# Task brief
Images embedded in the records are excluded; print everything else exactly as given.

• • • •

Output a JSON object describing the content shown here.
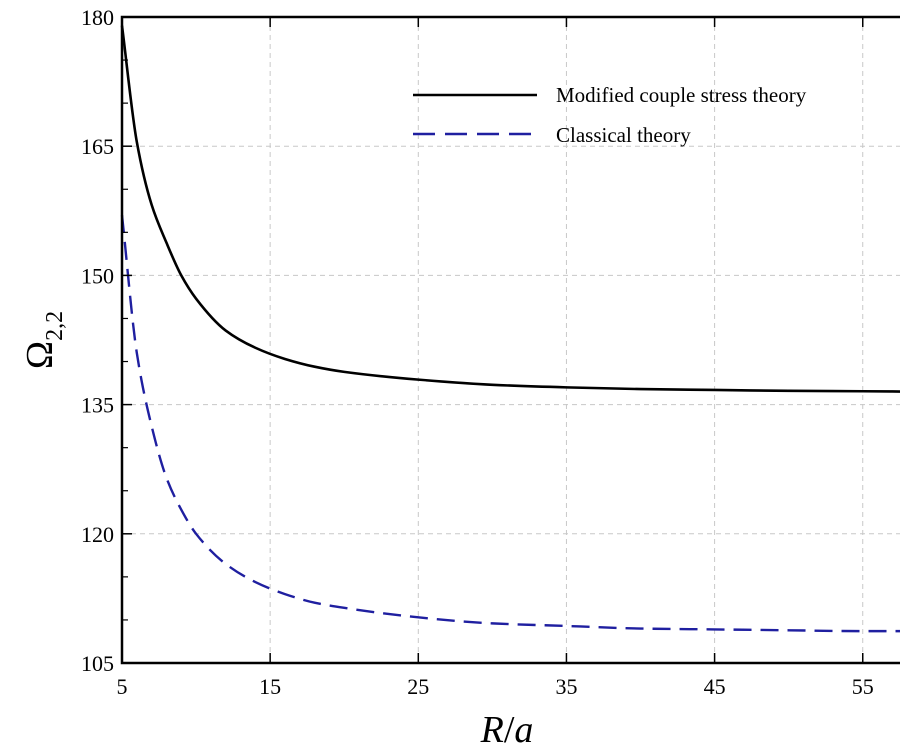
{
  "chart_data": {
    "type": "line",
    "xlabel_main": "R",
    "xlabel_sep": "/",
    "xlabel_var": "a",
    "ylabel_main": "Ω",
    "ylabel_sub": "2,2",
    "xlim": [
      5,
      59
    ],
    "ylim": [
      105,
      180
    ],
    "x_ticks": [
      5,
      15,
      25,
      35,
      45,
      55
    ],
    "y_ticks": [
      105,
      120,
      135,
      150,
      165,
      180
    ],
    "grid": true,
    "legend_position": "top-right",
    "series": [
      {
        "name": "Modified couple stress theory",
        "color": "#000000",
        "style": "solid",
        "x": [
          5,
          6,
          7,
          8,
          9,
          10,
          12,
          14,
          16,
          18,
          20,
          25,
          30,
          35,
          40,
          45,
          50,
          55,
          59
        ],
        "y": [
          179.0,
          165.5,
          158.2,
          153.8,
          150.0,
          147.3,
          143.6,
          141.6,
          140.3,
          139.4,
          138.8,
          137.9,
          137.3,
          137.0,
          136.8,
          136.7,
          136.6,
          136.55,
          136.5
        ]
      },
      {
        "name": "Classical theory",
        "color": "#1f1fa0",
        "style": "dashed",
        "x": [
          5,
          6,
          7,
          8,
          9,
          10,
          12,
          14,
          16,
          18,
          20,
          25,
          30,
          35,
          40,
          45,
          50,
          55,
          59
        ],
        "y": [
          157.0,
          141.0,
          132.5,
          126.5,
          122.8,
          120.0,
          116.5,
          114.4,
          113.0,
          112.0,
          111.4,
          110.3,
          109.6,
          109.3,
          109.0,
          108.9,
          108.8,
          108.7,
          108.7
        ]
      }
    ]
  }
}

• • • •

# Exercise output
Output a JSON object describing the content shown here.
{
  "chart_data": {
    "type": "line",
    "xlabel_main": "R",
    "xlabel_sep": "/",
    "xlabel_var": "a",
    "ylabel_main": "Ω",
    "ylabel_sub": "2,2",
    "xlim": [
      5,
      59
    ],
    "ylim": [
      105,
      180
    ],
    "x_ticks": [
      5,
      15,
      25,
      35,
      45,
      55
    ],
    "y_ticks": [
      105,
      120,
      135,
      150,
      165,
      180
    ],
    "grid": true,
    "legend_position": "top-right",
    "series": [
      {
        "name": "Modified couple stress theory",
        "color": "#000000",
        "style": "solid",
        "x": [
          5,
          6,
          7,
          8,
          9,
          10,
          12,
          14,
          16,
          18,
          20,
          25,
          30,
          35,
          40,
          45,
          50,
          55,
          59
        ],
        "y": [
          179.0,
          165.5,
          158.2,
          153.8,
          150.0,
          147.3,
          143.6,
          141.6,
          140.3,
          139.4,
          138.8,
          137.9,
          137.3,
          137.0,
          136.8,
          136.7,
          136.6,
          136.55,
          136.5
        ]
      },
      {
        "name": "Classical theory",
        "color": "#1f1fa0",
        "style": "dashed",
        "x": [
          5,
          6,
          7,
          8,
          9,
          10,
          12,
          14,
          16,
          18,
          20,
          25,
          30,
          35,
          40,
          45,
          50,
          55,
          59
        ],
        "y": [
          157.0,
          141.0,
          132.5,
          126.5,
          122.8,
          120.0,
          116.5,
          114.4,
          113.0,
          112.0,
          111.4,
          110.3,
          109.6,
          109.3,
          109.0,
          108.9,
          108.8,
          108.7,
          108.7
        ]
      }
    ]
  }
}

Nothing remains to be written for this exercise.